◆ EXERCISE: Look through the lines below and extract any with the word "true".

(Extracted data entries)
↓↓↓
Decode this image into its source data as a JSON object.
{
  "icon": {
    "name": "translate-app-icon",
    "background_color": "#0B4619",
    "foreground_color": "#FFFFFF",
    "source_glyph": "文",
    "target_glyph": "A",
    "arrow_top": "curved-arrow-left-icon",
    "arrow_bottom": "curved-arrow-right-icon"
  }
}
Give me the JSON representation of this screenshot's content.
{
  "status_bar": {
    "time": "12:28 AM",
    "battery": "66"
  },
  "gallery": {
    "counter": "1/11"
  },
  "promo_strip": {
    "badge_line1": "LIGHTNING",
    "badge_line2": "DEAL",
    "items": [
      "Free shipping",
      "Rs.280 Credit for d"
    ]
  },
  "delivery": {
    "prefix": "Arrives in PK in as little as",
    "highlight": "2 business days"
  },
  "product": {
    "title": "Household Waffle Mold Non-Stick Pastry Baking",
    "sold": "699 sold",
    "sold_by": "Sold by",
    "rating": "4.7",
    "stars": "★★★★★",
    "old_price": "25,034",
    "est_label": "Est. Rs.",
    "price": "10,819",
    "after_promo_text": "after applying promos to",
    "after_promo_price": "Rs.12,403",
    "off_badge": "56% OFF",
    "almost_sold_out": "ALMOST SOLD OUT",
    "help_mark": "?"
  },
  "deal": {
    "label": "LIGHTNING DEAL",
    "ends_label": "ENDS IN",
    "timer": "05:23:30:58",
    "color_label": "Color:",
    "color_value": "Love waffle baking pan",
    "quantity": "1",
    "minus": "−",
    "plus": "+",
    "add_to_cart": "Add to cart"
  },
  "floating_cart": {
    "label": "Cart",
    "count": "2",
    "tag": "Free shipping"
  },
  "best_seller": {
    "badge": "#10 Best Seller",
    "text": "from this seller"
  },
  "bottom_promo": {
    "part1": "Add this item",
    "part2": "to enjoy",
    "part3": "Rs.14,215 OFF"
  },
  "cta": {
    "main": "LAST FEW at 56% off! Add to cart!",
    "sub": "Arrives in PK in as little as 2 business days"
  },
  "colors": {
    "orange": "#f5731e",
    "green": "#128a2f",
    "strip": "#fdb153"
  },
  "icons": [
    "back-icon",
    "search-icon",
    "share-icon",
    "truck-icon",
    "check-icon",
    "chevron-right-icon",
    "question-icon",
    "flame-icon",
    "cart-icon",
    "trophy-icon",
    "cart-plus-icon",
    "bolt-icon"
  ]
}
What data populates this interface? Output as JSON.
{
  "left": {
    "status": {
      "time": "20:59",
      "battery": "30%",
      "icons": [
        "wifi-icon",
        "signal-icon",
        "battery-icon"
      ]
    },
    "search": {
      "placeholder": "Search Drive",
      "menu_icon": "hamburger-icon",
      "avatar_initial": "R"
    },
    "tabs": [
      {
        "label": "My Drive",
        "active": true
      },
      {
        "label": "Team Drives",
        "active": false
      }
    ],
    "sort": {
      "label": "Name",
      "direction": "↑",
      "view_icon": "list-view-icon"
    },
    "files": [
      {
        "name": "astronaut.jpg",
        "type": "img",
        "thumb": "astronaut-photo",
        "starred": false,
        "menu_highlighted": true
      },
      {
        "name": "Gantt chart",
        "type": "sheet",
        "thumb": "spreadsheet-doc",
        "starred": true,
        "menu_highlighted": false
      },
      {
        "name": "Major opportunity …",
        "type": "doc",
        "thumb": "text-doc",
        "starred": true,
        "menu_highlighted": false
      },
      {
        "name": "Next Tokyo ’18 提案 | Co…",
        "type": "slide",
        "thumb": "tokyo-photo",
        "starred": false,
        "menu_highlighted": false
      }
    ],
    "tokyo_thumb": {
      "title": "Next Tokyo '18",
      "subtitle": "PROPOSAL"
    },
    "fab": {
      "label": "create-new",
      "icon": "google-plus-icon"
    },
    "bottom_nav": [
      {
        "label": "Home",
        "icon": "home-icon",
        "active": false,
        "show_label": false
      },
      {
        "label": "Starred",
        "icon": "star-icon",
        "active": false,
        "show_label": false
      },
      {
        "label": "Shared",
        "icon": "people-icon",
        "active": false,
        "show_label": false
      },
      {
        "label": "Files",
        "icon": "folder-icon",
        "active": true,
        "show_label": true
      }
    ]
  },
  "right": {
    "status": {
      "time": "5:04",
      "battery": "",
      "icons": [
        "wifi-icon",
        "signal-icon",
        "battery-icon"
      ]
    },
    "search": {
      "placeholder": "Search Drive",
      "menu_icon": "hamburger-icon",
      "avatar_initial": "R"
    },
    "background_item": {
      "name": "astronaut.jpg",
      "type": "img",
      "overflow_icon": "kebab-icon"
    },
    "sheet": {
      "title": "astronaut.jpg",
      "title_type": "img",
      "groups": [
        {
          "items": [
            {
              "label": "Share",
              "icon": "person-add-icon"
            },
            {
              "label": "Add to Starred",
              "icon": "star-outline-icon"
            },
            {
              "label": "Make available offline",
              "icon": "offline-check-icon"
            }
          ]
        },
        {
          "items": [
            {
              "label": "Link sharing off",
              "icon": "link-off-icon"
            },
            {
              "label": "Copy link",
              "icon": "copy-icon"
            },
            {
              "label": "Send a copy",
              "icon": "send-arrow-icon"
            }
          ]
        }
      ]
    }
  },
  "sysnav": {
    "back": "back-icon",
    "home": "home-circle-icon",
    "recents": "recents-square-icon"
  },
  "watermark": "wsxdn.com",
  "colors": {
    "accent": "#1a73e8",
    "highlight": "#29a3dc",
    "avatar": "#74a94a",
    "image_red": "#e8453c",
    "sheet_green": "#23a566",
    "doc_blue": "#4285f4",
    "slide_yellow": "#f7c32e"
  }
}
↑↑↑
↓↓↓
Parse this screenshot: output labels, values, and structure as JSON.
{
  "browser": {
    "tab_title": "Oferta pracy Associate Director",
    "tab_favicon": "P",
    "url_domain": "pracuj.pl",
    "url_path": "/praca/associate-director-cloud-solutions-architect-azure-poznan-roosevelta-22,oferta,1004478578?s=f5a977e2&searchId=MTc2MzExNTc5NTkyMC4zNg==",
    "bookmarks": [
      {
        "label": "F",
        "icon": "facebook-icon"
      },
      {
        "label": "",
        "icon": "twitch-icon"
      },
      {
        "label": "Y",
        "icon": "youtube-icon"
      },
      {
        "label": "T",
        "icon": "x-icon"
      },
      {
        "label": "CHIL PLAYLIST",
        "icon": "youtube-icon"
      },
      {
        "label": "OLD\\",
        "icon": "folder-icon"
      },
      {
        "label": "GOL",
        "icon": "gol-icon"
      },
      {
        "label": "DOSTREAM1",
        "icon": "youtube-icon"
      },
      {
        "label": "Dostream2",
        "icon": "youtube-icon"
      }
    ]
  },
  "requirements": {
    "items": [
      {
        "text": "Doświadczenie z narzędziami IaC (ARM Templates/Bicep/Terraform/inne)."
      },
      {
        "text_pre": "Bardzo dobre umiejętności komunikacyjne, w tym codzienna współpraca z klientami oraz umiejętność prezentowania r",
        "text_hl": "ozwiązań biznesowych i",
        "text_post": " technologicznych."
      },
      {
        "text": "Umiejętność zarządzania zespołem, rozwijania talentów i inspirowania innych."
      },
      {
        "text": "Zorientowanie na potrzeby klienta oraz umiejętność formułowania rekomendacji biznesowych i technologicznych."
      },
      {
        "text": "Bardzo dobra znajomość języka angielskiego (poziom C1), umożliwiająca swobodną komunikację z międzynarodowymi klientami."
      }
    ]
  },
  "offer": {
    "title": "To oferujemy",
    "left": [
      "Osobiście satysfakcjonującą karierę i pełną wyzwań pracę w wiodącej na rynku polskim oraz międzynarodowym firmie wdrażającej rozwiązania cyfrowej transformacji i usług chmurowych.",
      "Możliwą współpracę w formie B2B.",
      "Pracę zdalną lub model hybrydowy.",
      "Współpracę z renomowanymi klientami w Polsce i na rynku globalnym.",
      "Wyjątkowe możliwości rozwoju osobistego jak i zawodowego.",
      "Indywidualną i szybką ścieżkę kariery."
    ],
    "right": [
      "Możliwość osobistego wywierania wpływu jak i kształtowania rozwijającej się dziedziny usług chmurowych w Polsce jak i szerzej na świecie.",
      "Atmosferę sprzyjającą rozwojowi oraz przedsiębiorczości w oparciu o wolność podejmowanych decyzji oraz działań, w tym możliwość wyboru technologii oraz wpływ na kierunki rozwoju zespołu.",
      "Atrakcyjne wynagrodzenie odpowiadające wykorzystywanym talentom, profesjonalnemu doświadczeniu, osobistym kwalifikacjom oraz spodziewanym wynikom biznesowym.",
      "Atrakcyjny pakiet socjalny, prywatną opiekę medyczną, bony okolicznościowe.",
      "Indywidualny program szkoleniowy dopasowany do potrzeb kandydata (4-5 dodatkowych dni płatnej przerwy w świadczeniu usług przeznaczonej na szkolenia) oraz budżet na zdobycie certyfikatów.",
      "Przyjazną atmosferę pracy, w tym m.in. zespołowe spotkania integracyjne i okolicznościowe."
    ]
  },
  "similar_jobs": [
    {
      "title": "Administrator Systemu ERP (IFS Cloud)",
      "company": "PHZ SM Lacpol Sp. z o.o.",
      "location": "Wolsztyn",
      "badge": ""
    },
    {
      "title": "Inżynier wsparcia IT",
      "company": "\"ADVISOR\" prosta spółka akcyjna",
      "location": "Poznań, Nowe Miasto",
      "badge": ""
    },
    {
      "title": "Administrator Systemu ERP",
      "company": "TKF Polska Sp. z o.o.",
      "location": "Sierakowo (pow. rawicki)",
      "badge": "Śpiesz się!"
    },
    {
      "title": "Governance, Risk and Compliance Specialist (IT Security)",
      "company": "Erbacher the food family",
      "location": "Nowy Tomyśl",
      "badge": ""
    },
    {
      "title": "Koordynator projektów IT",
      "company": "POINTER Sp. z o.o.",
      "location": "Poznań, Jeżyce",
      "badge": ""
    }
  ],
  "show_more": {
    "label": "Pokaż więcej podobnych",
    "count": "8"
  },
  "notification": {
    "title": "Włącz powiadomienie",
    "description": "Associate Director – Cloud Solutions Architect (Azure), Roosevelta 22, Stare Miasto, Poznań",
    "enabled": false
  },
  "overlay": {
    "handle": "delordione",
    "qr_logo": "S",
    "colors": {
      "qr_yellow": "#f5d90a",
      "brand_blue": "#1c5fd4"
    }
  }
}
↑↑↑
◆ RESPONSE FOR THIS EXERCISE:
        "active": true
        "menu_highlighted": true
        "starred": true,
        "starred": true,
        "active": true,
        "show_label": true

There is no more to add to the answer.